Task to complete: Copy every line of the material below with no changes, but leave out the pictures.

---------- Data for this exercise ----------

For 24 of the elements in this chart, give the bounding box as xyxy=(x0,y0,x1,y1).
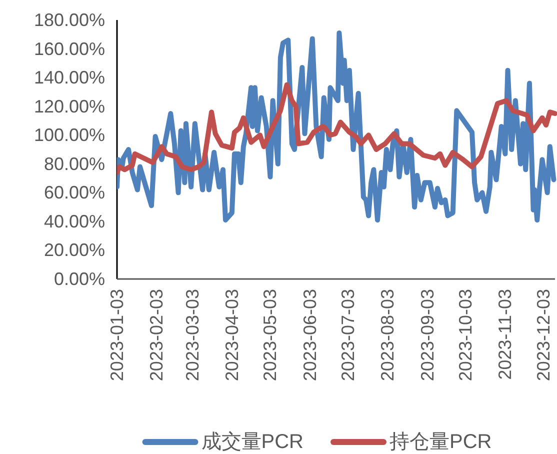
x-tick-label: 2023-12-03 xyxy=(534,289,554,382)
x-tick-label: 2023-09-03 xyxy=(417,289,438,382)
x-tick-label: 2023-07-03 xyxy=(338,289,358,382)
x-tick-label: 2023-11-03 xyxy=(495,289,516,380)
y-tick-label: 160.00% xyxy=(34,38,105,59)
x-tick-label: 2023-04-03 xyxy=(222,289,242,382)
y-tick-label: 0.00% xyxy=(54,269,105,289)
x-tick-label: 2023-05-03 xyxy=(260,289,280,382)
legend-label: 持仓量PCR xyxy=(390,431,492,453)
y-tick-label: 60.00% xyxy=(44,182,105,203)
y-tick-label: 140.00% xyxy=(34,68,105,88)
x-tick-label: 2023-10-03 xyxy=(456,289,476,382)
legend-label: 成交量PCR xyxy=(201,431,304,453)
x-tick-label: 2023-06-03 xyxy=(300,289,320,382)
y-tick-label: 40.00% xyxy=(44,211,105,232)
y-tick-label: 100.00% xyxy=(34,125,105,146)
y-tick-label: 80.00% xyxy=(44,154,105,174)
x-tick-label: 2023-02-03 xyxy=(146,289,167,382)
x-tick-label: 2023-01-03 xyxy=(107,289,127,382)
x-tick-label: 2023-08-03 xyxy=(378,289,398,382)
y-tick-label: 120.00% xyxy=(34,96,105,116)
x-tick-label: 2023-03-03 xyxy=(182,289,202,382)
y-tick-label: 20.00% xyxy=(44,240,105,260)
y-tick-label: 180.00% xyxy=(34,10,105,30)
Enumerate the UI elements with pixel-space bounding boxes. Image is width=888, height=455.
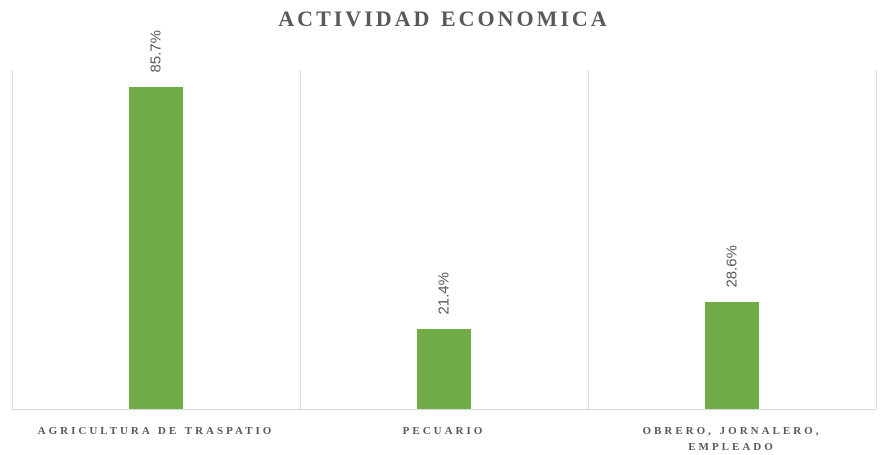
- x-tick-label: AGRICULTURA DE TRASPATIO: [37, 425, 275, 437]
- data-label: 28.6%: [723, 245, 741, 288]
- bar: [705, 301, 759, 409]
- bar: [417, 328, 471, 409]
- data-label: 21.4%: [435, 272, 453, 315]
- data-label: 85.7%: [147, 30, 165, 73]
- bar: [129, 87, 183, 409]
- separator: [12, 70, 13, 409]
- x-tick-label: OBRERO, JORNALERO, EMPLEADO: [642, 425, 822, 453]
- separator: [588, 70, 589, 409]
- chart-title: ACTIVIDAD ECONOMICA: [278, 6, 610, 31]
- x-tick-label: PECUARIO: [402, 425, 486, 437]
- baseline: [12, 409, 876, 410]
- separator: [876, 70, 877, 409]
- separator: [300, 70, 301, 409]
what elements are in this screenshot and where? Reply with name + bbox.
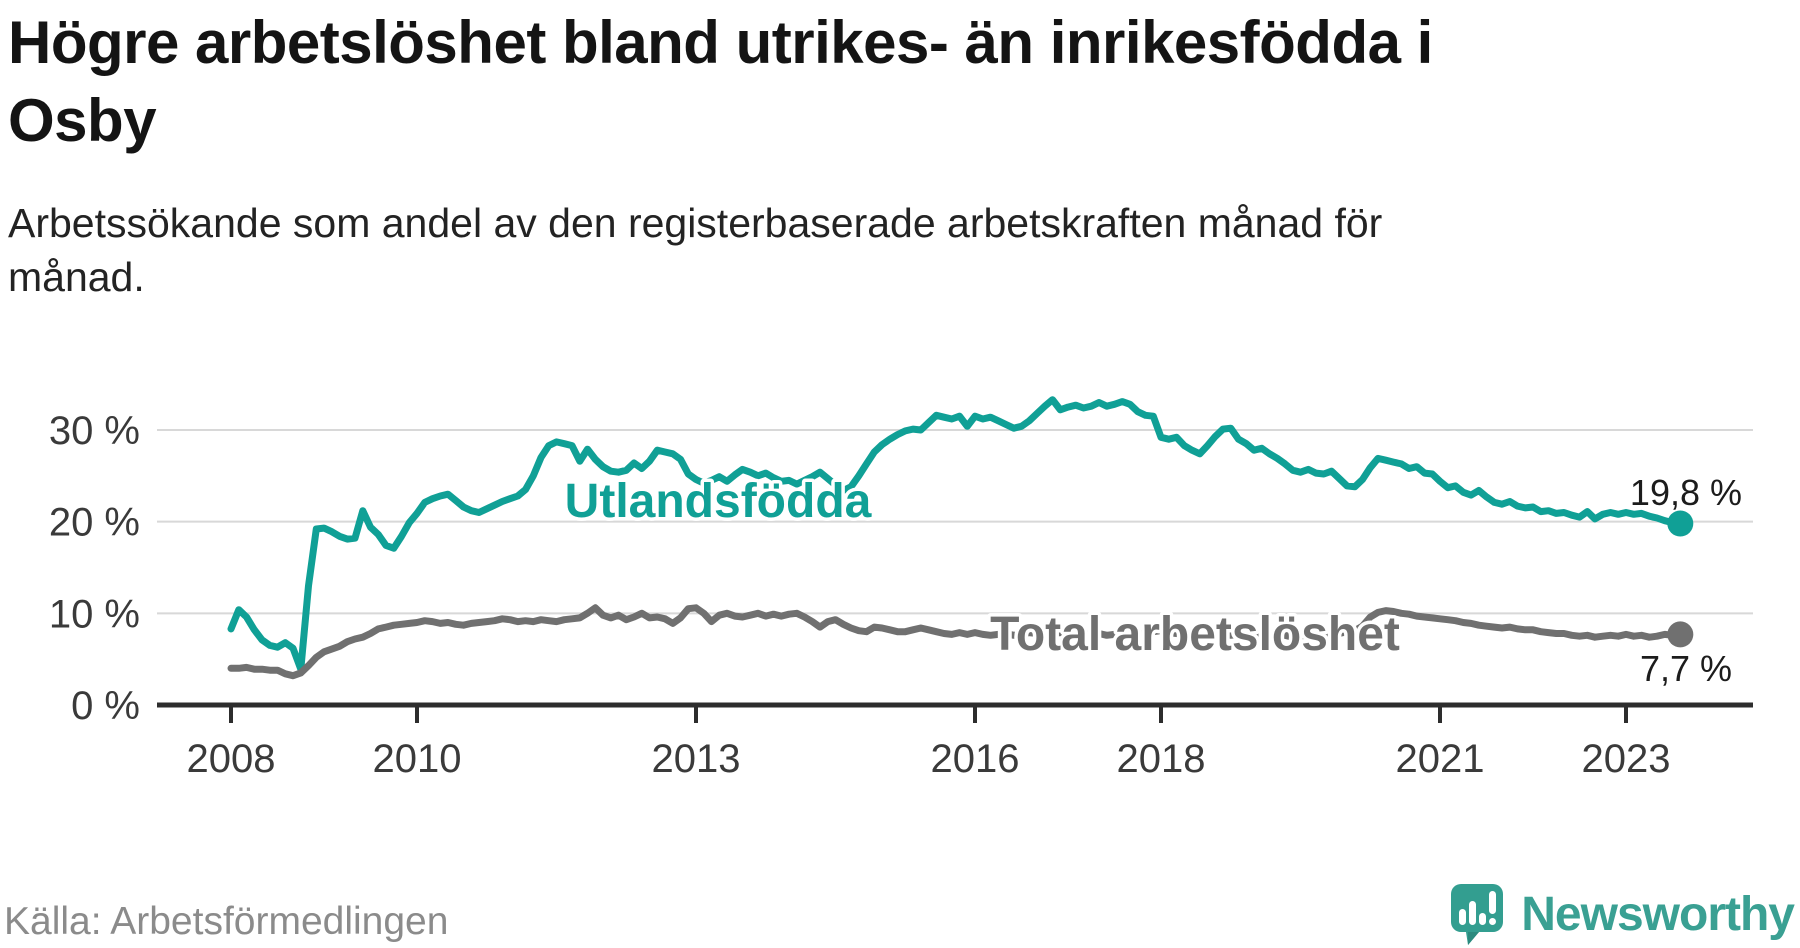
x-tick-label: 2018	[1117, 737, 1206, 781]
series-total: Total arbetslöshet 7,7 %	[227, 604, 1732, 689]
x-tick-label: 2013	[652, 737, 741, 781]
series-label: Utlandsfödda	[565, 475, 872, 528]
x-tick-label: 2008	[187, 737, 276, 781]
title-line-2: Osby	[8, 87, 157, 154]
title-line-1: Högre arbetslöshet bland utrikes- än inr…	[8, 9, 1433, 76]
subtitle-line-2: månad.	[8, 254, 145, 300]
x-tick-label: 2023	[1582, 737, 1671, 781]
y-tick-label: 30 %	[49, 409, 140, 453]
line-chart: Utlandsfödda 19,8 % Total arbetslöshet 7,7 …	[49, 396, 1753, 781]
newsworthy-wordmark: Newsworthy	[1521, 888, 1795, 941]
source-note: Källa: Arbetsförmedlingen	[4, 900, 449, 943]
y-tick-label: 10 %	[49, 592, 140, 636]
x-tick-label: 2010	[373, 737, 462, 781]
series-line	[227, 604, 1684, 680]
series-label: Total arbetslöshet	[990, 608, 1400, 661]
chart-subtitle: Arbetssökande som andel av den registerb…	[8, 196, 1382, 304]
y-tick-label: 0 %	[71, 684, 140, 728]
y-tick-label: 20 %	[49, 501, 140, 545]
series-end-dot	[1667, 510, 1694, 537]
gridlines	[157, 428, 1753, 615]
page-title: Högre arbetslöshet bland utrikes- än inr…	[8, 4, 1433, 160]
x-tick-label: 2021	[1396, 737, 1485, 781]
subtitle-line-1: Arbetssökande som andel av den registerb…	[8, 200, 1383, 246]
x-tick-label: 2016	[931, 737, 1020, 781]
series-utlandsfodda: Utlandsfödda 19,8 %	[227, 396, 1742, 673]
x-axis: 2008 2010 2013 2016 2018 2021 2023	[157, 702, 1753, 781]
newsworthy-logo: Newsworthy	[1451, 882, 1795, 948]
series-line	[227, 396, 1684, 673]
series-end-value-label: 7,7 %	[1640, 648, 1732, 689]
series-end-dot	[1667, 621, 1694, 648]
newsworthy-bubble-chart-icon	[1451, 884, 1504, 945]
series-end-value-label: 19,8 %	[1630, 472, 1742, 513]
y-axis: 0 % 10 % 20 % 30 %	[49, 409, 140, 728]
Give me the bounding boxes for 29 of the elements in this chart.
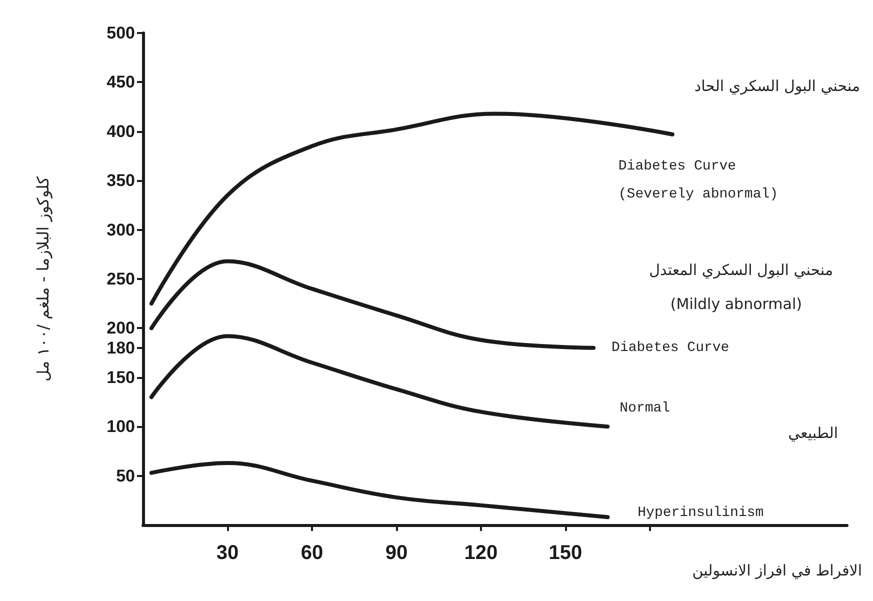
y-tick-label: 350: [106, 171, 135, 190]
text: Hyperinsulinism: [638, 505, 764, 522]
line-series: [149, 334, 610, 429]
y-tick-label: 200: [106, 318, 135, 338]
series-label: Normal: [620, 400, 670, 417]
x-tick-label: 30: [216, 542, 239, 564]
y-axis-title: كلوكوز البلازما - ملغم /١٠٠ مل: [34, 176, 52, 382]
y-tick-label: 400: [106, 122, 135, 141]
x-tick-label: 90: [385, 542, 408, 564]
line-series: [149, 461, 610, 520]
y-tick-label: 500: [106, 24, 135, 42]
y-tick-label: 50: [116, 466, 135, 486]
annotation: منحني البول السكري الحاد: [694, 77, 860, 95]
series-label: Diabetes Curve: [612, 340, 730, 356]
y-tick-label: 450: [106, 72, 135, 92]
annotation: (Mildly abnormal): [670, 295, 802, 313]
y-tick-label: 100: [106, 417, 135, 436]
annotation: منحني البول السكري المعتدل: [649, 261, 833, 279]
x-axis-title: الافراط في افراز الانسولين: [692, 562, 862, 580]
x-tick-label: 60: [300, 542, 324, 564]
x-tick-label: 150: [548, 542, 582, 564]
x-tick-label: 120: [464, 542, 498, 564]
line-series: [149, 259, 596, 350]
text: Diabetes Curve (Severely abnormal): [618, 158, 778, 202]
y-tick-label: 180: [106, 338, 135, 358]
annotation: الطبيعي: [788, 424, 838, 442]
y-tick-label: 250: [106, 270, 135, 288]
y-tick-label: 150: [106, 368, 135, 387]
y-tick-label: 300: [106, 220, 135, 240]
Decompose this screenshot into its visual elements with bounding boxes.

----------

Correct answer:
For 24 of the elements in this chart, give the bounding box as xyxy=(x0,y0,x1,y1).
x-tick-label: 2023-12-03 xyxy=(534,289,554,382)
x-tick-label: 2023-09-03 xyxy=(417,289,438,382)
x-tick-label: 2023-07-03 xyxy=(338,289,358,382)
x-tick-label: 2023-11-03 xyxy=(495,289,516,380)
y-tick-label: 160.00% xyxy=(34,38,105,59)
x-tick-label: 2023-04-03 xyxy=(222,289,242,382)
y-tick-label: 0.00% xyxy=(54,269,105,289)
x-tick-label: 2023-05-03 xyxy=(260,289,280,382)
legend-label: 持仓量PCR xyxy=(390,431,492,453)
y-tick-label: 60.00% xyxy=(44,182,105,203)
y-tick-label: 140.00% xyxy=(34,68,105,88)
x-tick-label: 2023-10-03 xyxy=(456,289,476,382)
legend-label: 成交量PCR xyxy=(201,431,304,453)
x-tick-label: 2023-06-03 xyxy=(300,289,320,382)
y-tick-label: 40.00% xyxy=(44,211,105,232)
y-tick-label: 100.00% xyxy=(34,125,105,146)
y-tick-label: 80.00% xyxy=(44,154,105,174)
x-tick-label: 2023-02-03 xyxy=(146,289,167,382)
x-tick-label: 2023-01-03 xyxy=(107,289,127,382)
x-tick-label: 2023-08-03 xyxy=(378,289,398,382)
y-tick-label: 120.00% xyxy=(34,96,105,116)
x-tick-label: 2023-03-03 xyxy=(182,289,202,382)
y-tick-label: 20.00% xyxy=(44,240,105,260)
y-tick-label: 180.00% xyxy=(34,10,105,30)
Enumerate the UI elements with pixel-space bounding boxes. Image is width=888, height=455.
- x-tick-label: AGRICULTURA DE TRASPATIO: [37, 425, 275, 437]
- data-label: 28.6%: [723, 245, 741, 288]
- bar: [705, 301, 759, 409]
- bar: [417, 328, 471, 409]
- data-label: 21.4%: [435, 272, 453, 315]
- data-label: 85.7%: [147, 30, 165, 73]
- bar: [129, 87, 183, 409]
- separator: [12, 70, 13, 409]
- x-tick-label: OBRERO, JORNALERO, EMPLEADO: [642, 425, 822, 453]
- separator: [588, 70, 589, 409]
- chart-title: ACTIVIDAD ECONOMICA: [278, 6, 610, 31]
- x-tick-label: PECUARIO: [402, 425, 486, 437]
- baseline: [12, 409, 876, 410]
- separator: [876, 70, 877, 409]
- separator: [300, 70, 301, 409]
what elements are in this screenshot and where? Reply with name + bbox.
x-tick-label: 2018	[1117, 737, 1206, 781]
series-total: Total arbetslöshet 7,7 %	[227, 604, 1732, 689]
x-tick-label: 2013	[652, 737, 741, 781]
series-label: Utlandsfödda	[565, 475, 872, 528]
x-tick-label: 2008	[187, 737, 276, 781]
title-line-2: Osby	[8, 87, 157, 154]
title-line-1: Högre arbetslöshet bland utrikes- än inr…	[8, 9, 1433, 76]
subtitle-line-2: månad.	[8, 254, 145, 300]
x-tick-label: 2023	[1582, 737, 1671, 781]
y-tick-label: 30 %	[49, 409, 140, 453]
line-chart: Utlandsfödda 19,8 % Total arbetslöshet 7,7 …	[49, 396, 1753, 781]
newsworthy-wordmark: Newsworthy	[1521, 888, 1795, 941]
source-note: Källa: Arbetsförmedlingen	[4, 900, 449, 943]
y-tick-label: 10 %	[49, 592, 140, 636]
x-tick-label: 2010	[373, 737, 462, 781]
series-line	[227, 604, 1684, 680]
series-label: Total arbetslöshet	[990, 608, 1400, 661]
chart-subtitle: Arbetssökande som andel av den registerb…	[8, 196, 1382, 304]
y-tick-label: 0 %	[71, 684, 140, 728]
y-tick-label: 20 %	[49, 501, 140, 545]
series-end-dot	[1667, 510, 1694, 537]
gridlines	[157, 428, 1753, 615]
page-title: Högre arbetslöshet bland utrikes- än inr…	[8, 4, 1433, 160]
x-tick-label: 2021	[1396, 737, 1485, 781]
subtitle-line-1: Arbetssökande som andel av den registerb…	[8, 200, 1383, 246]
x-tick-label: 2016	[931, 737, 1020, 781]
series-utlandsfodda: Utlandsfödda 19,8 %	[227, 396, 1742, 673]
x-axis: 2008 2010 2013 2016 2018 2021 2023	[157, 702, 1753, 781]
newsworthy-logo: Newsworthy	[1451, 882, 1795, 948]
series-line	[227, 396, 1684, 673]
series-end-value-label: 7,7 %	[1640, 648, 1732, 689]
series-end-dot	[1667, 621, 1694, 648]
newsworthy-bubble-chart-icon	[1451, 884, 1504, 945]
series-end-value-label: 19,8 %	[1630, 472, 1742, 513]
y-axis: 0 % 10 % 20 % 30 %	[49, 409, 140, 728]
Give me the bounding boxes for 29 of the elements in this chart.
y-tick-label: 350: [106, 171, 135, 190]
text: Hyperinsulinism: [638, 505, 764, 522]
line-series: [149, 334, 610, 429]
y-tick-label: 200: [106, 318, 135, 338]
series-label: Normal: [620, 400, 670, 417]
x-tick-label: 30: [216, 542, 239, 564]
y-axis-title: كلوكوز البلازما - ملغم /١٠٠ مل: [34, 176, 52, 382]
y-tick-label: 400: [106, 122, 135, 141]
x-tick-label: 90: [385, 542, 408, 564]
line-series: [149, 461, 610, 520]
y-tick-label: 500: [106, 24, 135, 42]
y-tick-label: 50: [116, 466, 135, 486]
annotation: منحني البول السكري الحاد: [694, 77, 860, 95]
series-label: Diabetes Curve: [612, 340, 730, 356]
y-tick-label: 450: [106, 72, 135, 92]
annotation: (Mildly abnormal): [670, 295, 802, 313]
y-tick-label: 100: [106, 417, 135, 436]
annotation: منحني البول السكري المعتدل: [649, 261, 833, 279]
x-axis-title: الافراط في افراز الانسولين: [692, 562, 862, 580]
x-tick-label: 60: [300, 542, 324, 564]
x-tick-label: 150: [548, 542, 582, 564]
x-tick-label: 120: [464, 542, 498, 564]
line-series: [149, 259, 596, 350]
text: Diabetes Curve (Severely abnormal): [618, 158, 778, 202]
y-tick-label: 180: [106, 338, 135, 358]
annotation: الطبيعي: [788, 424, 838, 442]
y-tick-label: 250: [106, 270, 135, 288]
y-tick-label: 150: [106, 368, 135, 387]
y-tick-label: 300: [106, 220, 135, 240]
Decompose this screenshot into its visual elements with bounding boxes.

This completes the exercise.